Task prompt
Retype the records below word for word and omit any image.

Material supplied
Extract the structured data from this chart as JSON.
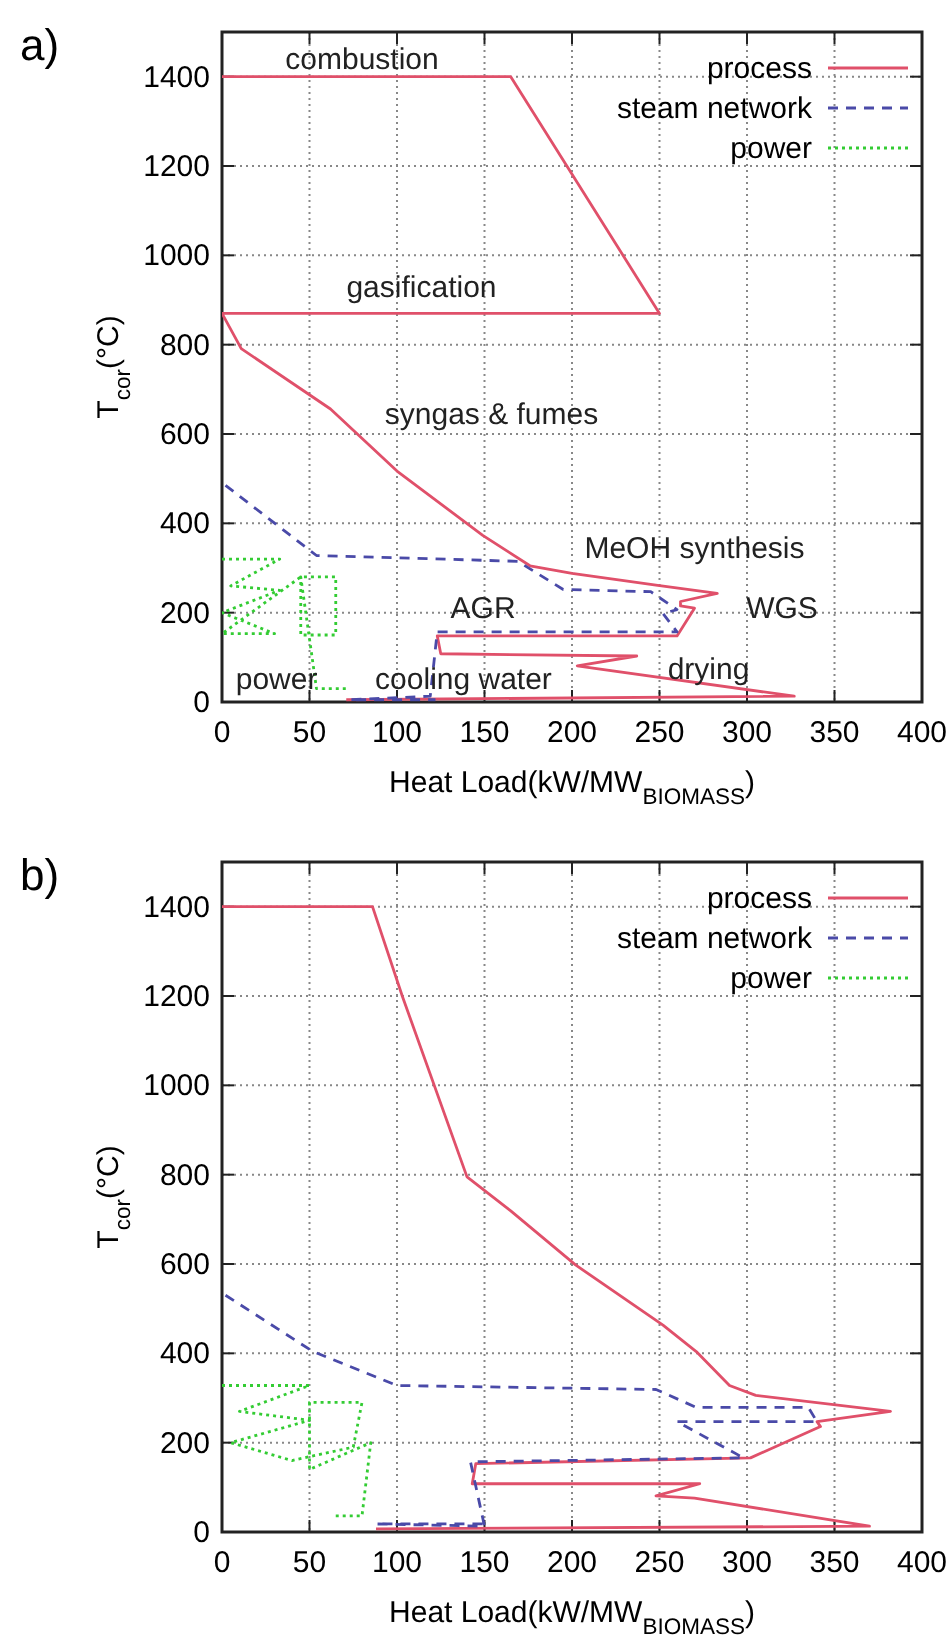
{
  "chart_data": [
    {
      "type": "line",
      "title": "a)",
      "xlabel": "Heat Load(kW/MW$_{BIOMASS}$)",
      "ylabel": "T$_{cor}$(°C)",
      "xlim": [
        0,
        400
      ],
      "ylim": [
        0,
        1500
      ],
      "xticks": [
        0,
        50,
        100,
        150,
        200,
        250,
        300,
        350,
        400
      ],
      "yticks": [
        0,
        200,
        400,
        600,
        800,
        1000,
        1200,
        1400
      ],
      "grid": true,
      "legend": "top right",
      "series": [
        {
          "name": "process",
          "color": "#e0506a",
          "line_style": "solid",
          "x": [
            0,
            165,
            250,
            0,
            11,
            62,
            100,
            149,
            176,
            200,
            249,
            283,
            262,
            262,
            270,
            260,
            123,
            125,
            237,
            203,
            212,
            327,
            71
          ],
          "values": [
            1400,
            1400,
            870,
            870,
            791,
            656,
            517,
            373,
            305,
            288,
            261,
            243,
            225,
            215,
            210,
            148,
            148,
            108,
            103,
            81,
            76,
            13,
            5
          ]
        },
        {
          "name": "steam network",
          "color": "#4a4aa8",
          "line_style": "dashed",
          "x": [
            2,
            54,
            169,
            195,
            245,
            260,
            252,
            260,
            123,
            119,
            73,
            122
          ],
          "values": [
            485,
            328,
            315,
            252,
            247,
            207,
            198,
            157,
            157,
            13,
            5,
            5
          ]
        },
        {
          "name": "power",
          "color": "#33cc33",
          "line_style": "dotted",
          "x": [
            0,
            33,
            5,
            33,
            0,
            30,
            0,
            45,
            65,
            65,
            45,
            45,
            54,
            71
          ],
          "values": [
            320,
            320,
            260,
            250,
            200,
            153,
            153,
            280,
            280,
            150,
            150,
            280,
            30,
            30
          ]
        }
      ],
      "annotations": [
        "combustion",
        "gasification",
        "syngas & fumes",
        "MeOH synthesis",
        "WGS",
        "AGR",
        "drying",
        "power",
        "cooling water"
      ]
    },
    {
      "type": "line",
      "title": "b)",
      "xlabel": "Heat Load(kW/MW$_{BIOMASS}$)",
      "ylabel": "T$_{cor}$(°C)",
      "xlim": [
        0,
        400
      ],
      "ylim": [
        0,
        1500
      ],
      "xticks": [
        0,
        50,
        100,
        150,
        200,
        250,
        300,
        350,
        400
      ],
      "yticks": [
        0,
        200,
        400,
        600,
        800,
        1000,
        1200,
        1400
      ],
      "grid": true,
      "legend": "top right",
      "series": [
        {
          "name": "process",
          "color": "#e0506a",
          "line_style": "solid",
          "x": [
            0,
            86,
            103,
            140,
            165,
            202,
            252,
            271,
            290,
            305,
            382,
            340,
            342,
            302,
            145,
            143,
            273,
            248,
            270,
            370,
            88
          ],
          "values": [
            1400,
            1400,
            1200,
            795,
            719,
            598,
            463,
            404,
            328,
            306,
            270,
            247,
            236,
            166,
            153,
            108,
            108,
            81,
            76,
            13,
            7
          ]
        },
        {
          "name": "steam network",
          "color": "#4a4aa8",
          "line_style": "dashed",
          "x": [
            2,
            52,
            100,
            248,
            271,
            335,
            340,
            260,
            298,
            142,
            150,
            88,
            150
          ],
          "values": [
            530,
            404,
            328,
            319,
            279,
            279,
            247,
            247,
            166,
            157,
            13,
            18,
            18
          ]
        },
        {
          "name": "power",
          "color": "#33cc33",
          "line_style": "dotted",
          "x": [
            0,
            50,
            10,
            50,
            5,
            40,
            75,
            80,
            50,
            50,
            85,
            80,
            65
          ],
          "values": [
            328,
            328,
            270,
            250,
            200,
            160,
            190,
            290,
            290,
            140,
            200,
            36,
            36
          ]
        }
      ]
    }
  ]
}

Exercise solution
Extract the structured data from this chart as JSON.
{
  "chart_data": [
    {
      "type": "line",
      "title": "a)",
      "xlabel": "Heat Load(kW/MW$_{BIOMASS}$)",
      "ylabel": "T$_{cor}$(°C)",
      "xlim": [
        0,
        400
      ],
      "ylim": [
        0,
        1500
      ],
      "xticks": [
        0,
        50,
        100,
        150,
        200,
        250,
        300,
        350,
        400
      ],
      "yticks": [
        0,
        200,
        400,
        600,
        800,
        1000,
        1200,
        1400
      ],
      "grid": true,
      "legend": "top right",
      "series": [
        {
          "name": "process",
          "color": "#e0506a",
          "line_style": "solid",
          "x": [
            0,
            165,
            250,
            0,
            11,
            62,
            100,
            149,
            176,
            200,
            249,
            283,
            262,
            262,
            270,
            260,
            123,
            125,
            237,
            203,
            212,
            327,
            71
          ],
          "values": [
            1400,
            1400,
            870,
            870,
            791,
            656,
            517,
            373,
            305,
            288,
            261,
            243,
            225,
            215,
            210,
            148,
            148,
            108,
            103,
            81,
            76,
            13,
            5
          ]
        },
        {
          "name": "steam network",
          "color": "#4a4aa8",
          "line_style": "dashed",
          "x": [
            2,
            54,
            169,
            195,
            245,
            260,
            252,
            260,
            123,
            119,
            73,
            122
          ],
          "values": [
            485,
            328,
            315,
            252,
            247,
            207,
            198,
            157,
            157,
            13,
            5,
            5
          ]
        },
        {
          "name": "power",
          "color": "#33cc33",
          "line_style": "dotted",
          "x": [
            0,
            33,
            5,
            33,
            0,
            30,
            0,
            45,
            65,
            65,
            45,
            45,
            54,
            71
          ],
          "values": [
            320,
            320,
            260,
            250,
            200,
            153,
            153,
            280,
            280,
            150,
            150,
            280,
            30,
            30
          ]
        }
      ],
      "annotations": [
        "combustion",
        "gasification",
        "syngas & fumes",
        "MeOH synthesis",
        "WGS",
        "AGR",
        "drying",
        "power",
        "cooling water"
      ]
    },
    {
      "type": "line",
      "title": "b)",
      "xlabel": "Heat Load(kW/MW$_{BIOMASS}$)",
      "ylabel": "T$_{cor}$(°C)",
      "xlim": [
        0,
        400
      ],
      "ylim": [
        0,
        1500
      ],
      "xticks": [
        0,
        50,
        100,
        150,
        200,
        250,
        300,
        350,
        400
      ],
      "yticks": [
        0,
        200,
        400,
        600,
        800,
        1000,
        1200,
        1400
      ],
      "grid": true,
      "legend": "top right",
      "series": [
        {
          "name": "process",
          "color": "#e0506a",
          "line_style": "solid",
          "x": [
            0,
            86,
            103,
            140,
            165,
            202,
            252,
            271,
            290,
            305,
            382,
            340,
            342,
            302,
            145,
            143,
            273,
            248,
            270,
            370,
            88
          ],
          "values": [
            1400,
            1400,
            1200,
            795,
            719,
            598,
            463,
            404,
            328,
            306,
            270,
            247,
            236,
            166,
            153,
            108,
            108,
            81,
            76,
            13,
            7
          ]
        },
        {
          "name": "steam network",
          "color": "#4a4aa8",
          "line_style": "dashed",
          "x": [
            2,
            52,
            100,
            248,
            271,
            335,
            340,
            260,
            298,
            142,
            150,
            88,
            150
          ],
          "values": [
            530,
            404,
            328,
            319,
            279,
            279,
            247,
            247,
            166,
            157,
            13,
            18,
            18
          ]
        },
        {
          "name": "power",
          "color": "#33cc33",
          "line_style": "dotted",
          "x": [
            0,
            50,
            10,
            50,
            5,
            40,
            75,
            80,
            50,
            50,
            85,
            80,
            65
          ],
          "values": [
            328,
            328,
            270,
            250,
            200,
            160,
            190,
            290,
            290,
            140,
            200,
            36,
            36
          ]
        }
      ]
    }
  ]
}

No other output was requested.